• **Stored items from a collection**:
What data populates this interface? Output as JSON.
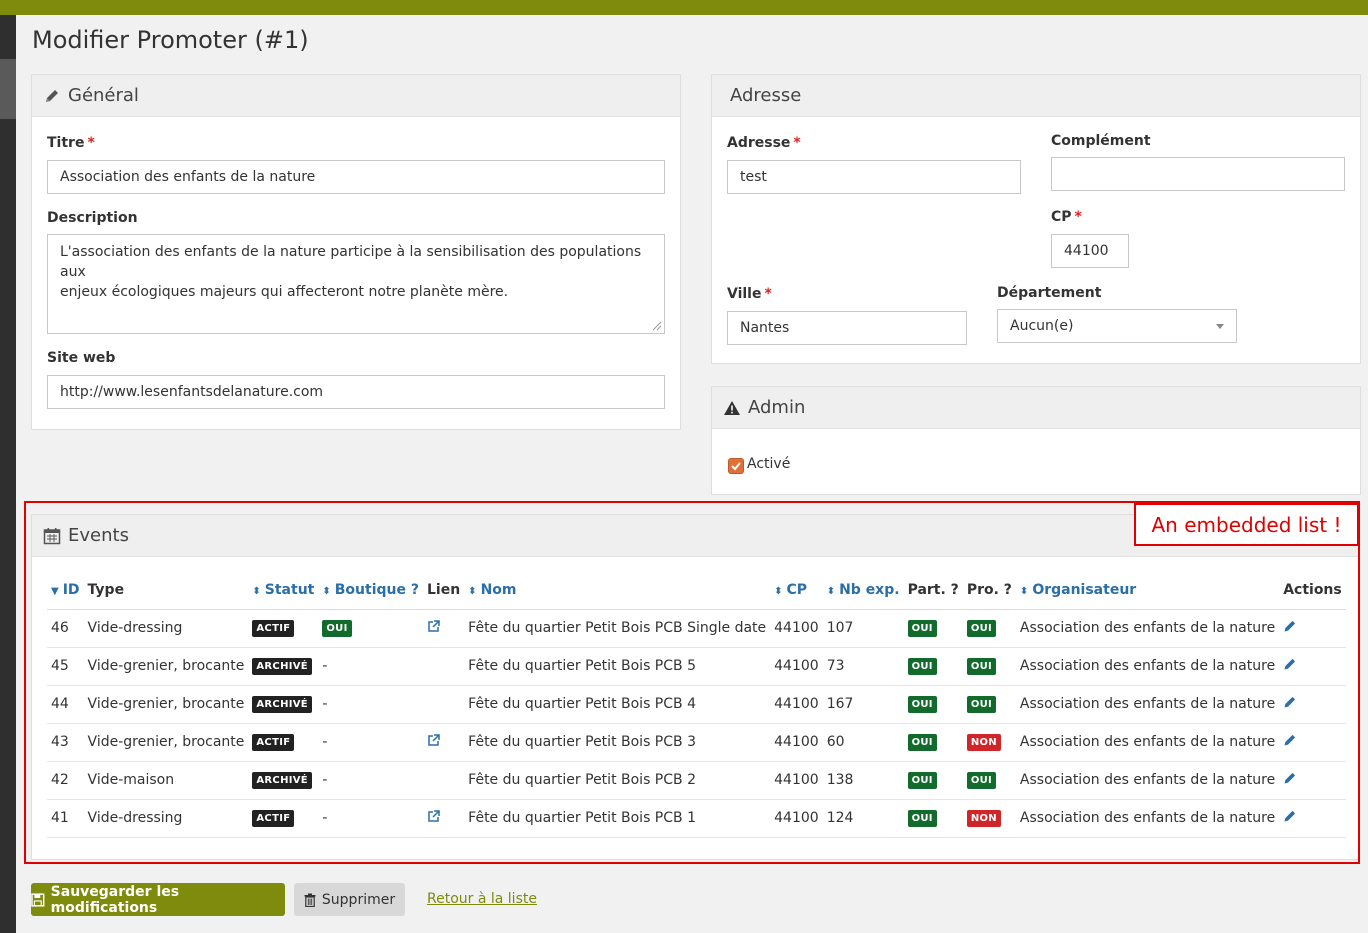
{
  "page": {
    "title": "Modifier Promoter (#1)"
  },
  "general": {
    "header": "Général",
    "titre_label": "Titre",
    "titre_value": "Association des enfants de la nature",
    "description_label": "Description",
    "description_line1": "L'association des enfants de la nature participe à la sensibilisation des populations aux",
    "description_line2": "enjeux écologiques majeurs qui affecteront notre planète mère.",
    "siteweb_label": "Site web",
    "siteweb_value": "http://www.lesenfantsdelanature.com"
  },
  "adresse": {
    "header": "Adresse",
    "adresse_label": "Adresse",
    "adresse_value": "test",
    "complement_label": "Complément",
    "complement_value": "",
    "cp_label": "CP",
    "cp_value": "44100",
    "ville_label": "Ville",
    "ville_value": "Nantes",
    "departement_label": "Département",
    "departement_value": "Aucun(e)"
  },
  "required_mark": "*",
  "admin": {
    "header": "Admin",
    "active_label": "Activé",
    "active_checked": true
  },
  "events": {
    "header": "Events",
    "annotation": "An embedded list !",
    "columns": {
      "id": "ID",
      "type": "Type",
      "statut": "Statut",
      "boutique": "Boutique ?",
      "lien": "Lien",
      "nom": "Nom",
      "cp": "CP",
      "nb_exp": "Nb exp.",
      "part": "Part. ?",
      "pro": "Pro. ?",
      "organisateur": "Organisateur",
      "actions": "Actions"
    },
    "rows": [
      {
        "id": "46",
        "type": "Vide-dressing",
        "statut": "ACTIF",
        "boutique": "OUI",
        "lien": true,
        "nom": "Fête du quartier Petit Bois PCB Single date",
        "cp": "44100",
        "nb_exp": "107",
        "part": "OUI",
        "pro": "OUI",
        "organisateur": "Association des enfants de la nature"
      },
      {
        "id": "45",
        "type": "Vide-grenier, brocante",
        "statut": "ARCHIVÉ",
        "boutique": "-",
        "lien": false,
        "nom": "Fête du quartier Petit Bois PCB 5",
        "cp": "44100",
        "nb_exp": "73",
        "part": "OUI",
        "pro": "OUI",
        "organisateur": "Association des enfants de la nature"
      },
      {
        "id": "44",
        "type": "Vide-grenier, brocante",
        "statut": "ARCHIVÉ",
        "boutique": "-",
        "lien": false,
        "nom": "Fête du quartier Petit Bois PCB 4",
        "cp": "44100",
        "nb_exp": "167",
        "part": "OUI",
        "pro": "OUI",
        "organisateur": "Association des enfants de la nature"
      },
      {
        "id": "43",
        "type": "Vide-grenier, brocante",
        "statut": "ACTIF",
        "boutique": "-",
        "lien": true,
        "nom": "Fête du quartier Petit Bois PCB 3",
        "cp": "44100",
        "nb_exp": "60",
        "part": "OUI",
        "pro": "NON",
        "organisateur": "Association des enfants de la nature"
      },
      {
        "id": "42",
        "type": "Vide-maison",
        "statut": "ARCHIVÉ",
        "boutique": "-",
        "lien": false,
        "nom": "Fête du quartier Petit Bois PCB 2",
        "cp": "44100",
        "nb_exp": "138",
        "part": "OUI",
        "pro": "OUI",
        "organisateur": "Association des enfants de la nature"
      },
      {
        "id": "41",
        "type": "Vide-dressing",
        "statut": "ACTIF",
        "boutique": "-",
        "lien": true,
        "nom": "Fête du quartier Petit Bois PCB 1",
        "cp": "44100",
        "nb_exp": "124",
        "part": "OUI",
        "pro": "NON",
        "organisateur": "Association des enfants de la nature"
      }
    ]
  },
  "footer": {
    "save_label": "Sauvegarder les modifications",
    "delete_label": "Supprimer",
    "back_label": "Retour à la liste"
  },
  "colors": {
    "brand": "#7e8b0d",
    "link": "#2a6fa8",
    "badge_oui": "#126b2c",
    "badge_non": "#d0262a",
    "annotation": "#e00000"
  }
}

• **Problem to work on**:
Go through the listing above and write it out again exactly, dropping the pictures.

• **Solution to the problem**:
What data populates this interface? Output as JSON.
{
  "page": {
    "title": "Modifier Promoter (#1)"
  },
  "general": {
    "header": "Général",
    "titre_label": "Titre",
    "titre_value": "Association des enfants de la nature",
    "description_label": "Description",
    "description_line1": "L'association des enfants de la nature participe à la sensibilisation des populations aux",
    "description_line2": "enjeux écologiques majeurs qui affecteront notre planète mère.",
    "siteweb_label": "Site web",
    "siteweb_value": "http://www.lesenfantsdelanature.com"
  },
  "adresse": {
    "header": "Adresse",
    "adresse_label": "Adresse",
    "adresse_value": "test",
    "complement_label": "Complément",
    "complement_value": "",
    "cp_label": "CP",
    "cp_value": "44100",
    "ville_label": "Ville",
    "ville_value": "Nantes",
    "departement_label": "Département",
    "departement_value": "Aucun(e)"
  },
  "required_mark": "*",
  "admin": {
    "header": "Admin",
    "active_label": "Activé",
    "active_checked": true
  },
  "events": {
    "header": "Events",
    "annotation": "An embedded list !",
    "columns": {
      "id": "ID",
      "type": "Type",
      "statut": "Statut",
      "boutique": "Boutique ?",
      "lien": "Lien",
      "nom": "Nom",
      "cp": "CP",
      "nb_exp": "Nb exp.",
      "part": "Part. ?",
      "pro": "Pro. ?",
      "organisateur": "Organisateur",
      "actions": "Actions"
    },
    "rows": [
      {
        "id": "46",
        "type": "Vide-dressing",
        "statut": "ACTIF",
        "boutique": "OUI",
        "lien": true,
        "nom": "Fête du quartier Petit Bois PCB Single date",
        "cp": "44100",
        "nb_exp": "107",
        "part": "OUI",
        "pro": "OUI",
        "organisateur": "Association des enfants de la nature"
      },
      {
        "id": "45",
        "type": "Vide-grenier, brocante",
        "statut": "ARCHIVÉ",
        "boutique": "-",
        "lien": false,
        "nom": "Fête du quartier Petit Bois PCB 5",
        "cp": "44100",
        "nb_exp": "73",
        "part": "OUI",
        "pro": "OUI",
        "organisateur": "Association des enfants de la nature"
      },
      {
        "id": "44",
        "type": "Vide-grenier, brocante",
        "statut": "ARCHIVÉ",
        "boutique": "-",
        "lien": false,
        "nom": "Fête du quartier Petit Bois PCB 4",
        "cp": "44100",
        "nb_exp": "167",
        "part": "OUI",
        "pro": "OUI",
        "organisateur": "Association des enfants de la nature"
      },
      {
        "id": "43",
        "type": "Vide-grenier, brocante",
        "statut": "ACTIF",
        "boutique": "-",
        "lien": true,
        "nom": "Fête du quartier Petit Bois PCB 3",
        "cp": "44100",
        "nb_exp": "60",
        "part": "OUI",
        "pro": "NON",
        "organisateur": "Association des enfants de la nature"
      },
      {
        "id": "42",
        "type": "Vide-maison",
        "statut": "ARCHIVÉ",
        "boutique": "-",
        "lien": false,
        "nom": "Fête du quartier Petit Bois PCB 2",
        "cp": "44100",
        "nb_exp": "138",
        "part": "OUI",
        "pro": "OUI",
        "organisateur": "Association des enfants de la nature"
      },
      {
        "id": "41",
        "type": "Vide-dressing",
        "statut": "ACTIF",
        "boutique": "-",
        "lien": true,
        "nom": "Fête du quartier Petit Bois PCB 1",
        "cp": "44100",
        "nb_exp": "124",
        "part": "OUI",
        "pro": "NON",
        "organisateur": "Association des enfants de la nature"
      }
    ]
  },
  "footer": {
    "save_label": "Sauvegarder les modifications",
    "delete_label": "Supprimer",
    "back_label": "Retour à la liste"
  },
  "colors": {
    "brand": "#7e8b0d",
    "link": "#2a6fa8",
    "badge_oui": "#126b2c",
    "badge_non": "#d0262a",
    "annotation": "#e00000"
  }
}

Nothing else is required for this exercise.